The text, agreed on by the ambassadors of the 27 EU countries on May 5 and seen by RFE/RL, represents the response to the European Commission’s communique on the Eastern Partnership that was presented in March. The document is expected to be published in the coming days.

The Eastern Partnership program was launched in 2009 and is meant to bring Armenia, Azerbaijan, Belarus, Georgia, Moldova, and Ukraine closer to the bloc without a clear offer of future membership.

Georgia, Moldova, and Ukraine have since inked Association Agreements with the EU, including free-trade deals, but some member states have been reluctant to openly discuss the issue of the eventual accession of these countries.

The European Council “recalls the 2017 Eastern Partnership Summit declaration which acknowledges the European aspirations and European choice of the Eastern partners concerned,” the final document agreed by the ambassadors reads.

It also says that “continued alignment with the EU internal market and gradual economic integration” of eastern partner countries are “of key importance.”

The wording in the two sentences is very similar to the language used in previous EU documents.

Several officials had previously told RFE/RL that France, backed by some southern EU members, was insisting on putting in brackets the two phrases, meaning that unanimity has not yet been reached on the language.

Other parts of the document were slightly watered down.

For instance, in a phrase saying that the council “reaffirms the joint commitment to building a common area of shared democracy, prosperity, and stability,” the word “security” was omitted.

_ _ _ _ _

**Exercise tasks**
**1.** Turn the paragraph of the Eastern Partnership article that begins "The Eastern Partnership program was launched" into a short bulleted list that keeps its main facts.
**2.** Update the Eastern Partnership article from "The European Council" up to and including "on the language.", putting "consensus" in place of "unanimity".

**Raw data**
_ _ _ _ _

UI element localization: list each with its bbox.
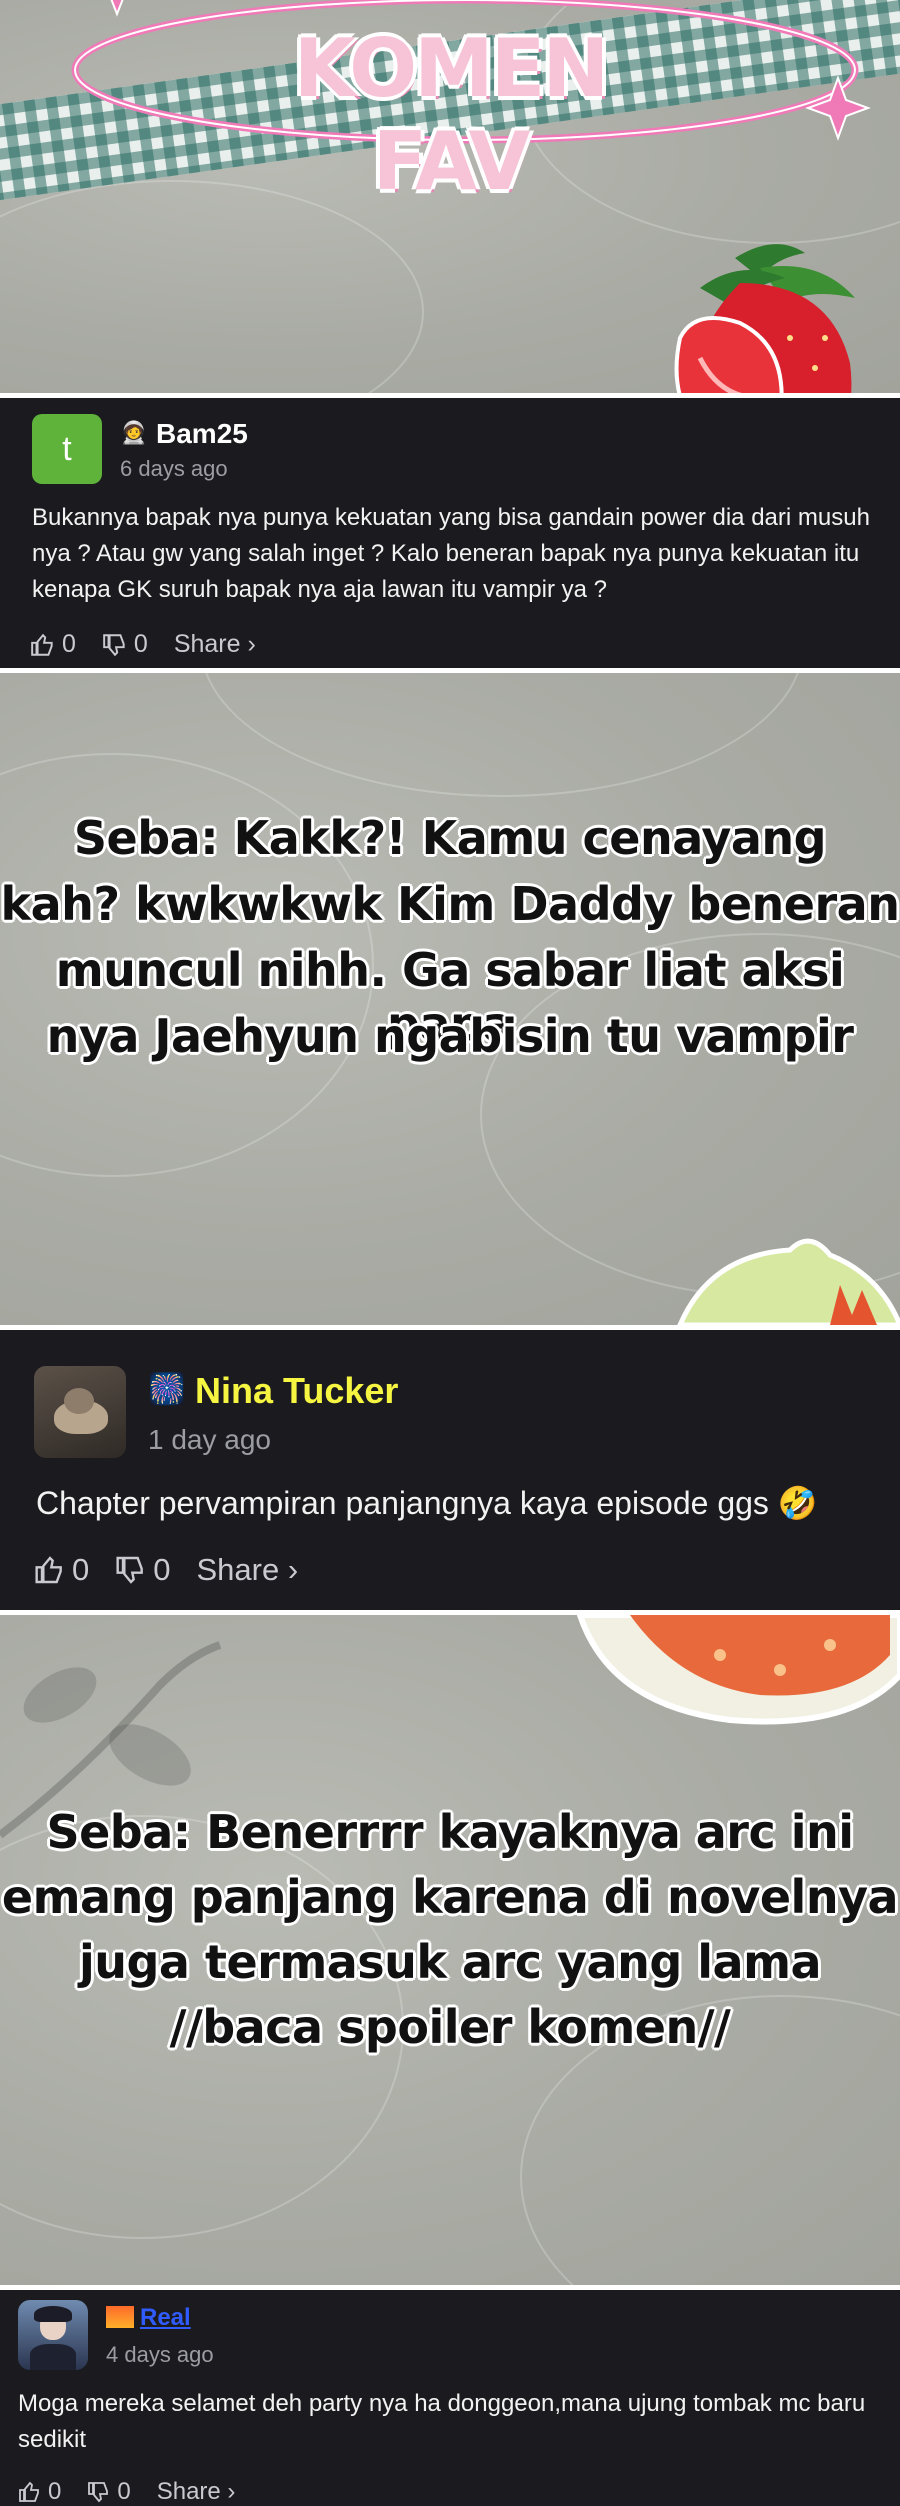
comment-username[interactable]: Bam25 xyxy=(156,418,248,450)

_ _ _ _ _

**Solutions by task**
**1.**
- The Eastern Partnership program started in 2009.
- It aims to bring Armenia, Azerbaijan, Belarus, Georgia, Moldova, and Ukraine closer to the EU.
- It gives no clear offer of future membership.

**2.**
The European Council “recalls the 2017 Eastern Partnership Summit declaration which acknowledges the European aspirations and European choice of the Eastern partners concerned,” the final document agreed by the ambassadors reads.

It also says that “continued alignment with the EU internal market and gradual economic integration” of eastern partner countries are “of key importance.”

The wording in the two sentences is very similar to the language used in previous EU documents.

Several officials had previously told RFE/RL that France, backed by some southern EU members, was insisting on putting in brackets the two phrases, meaning that consensus has not yet been reached on the language.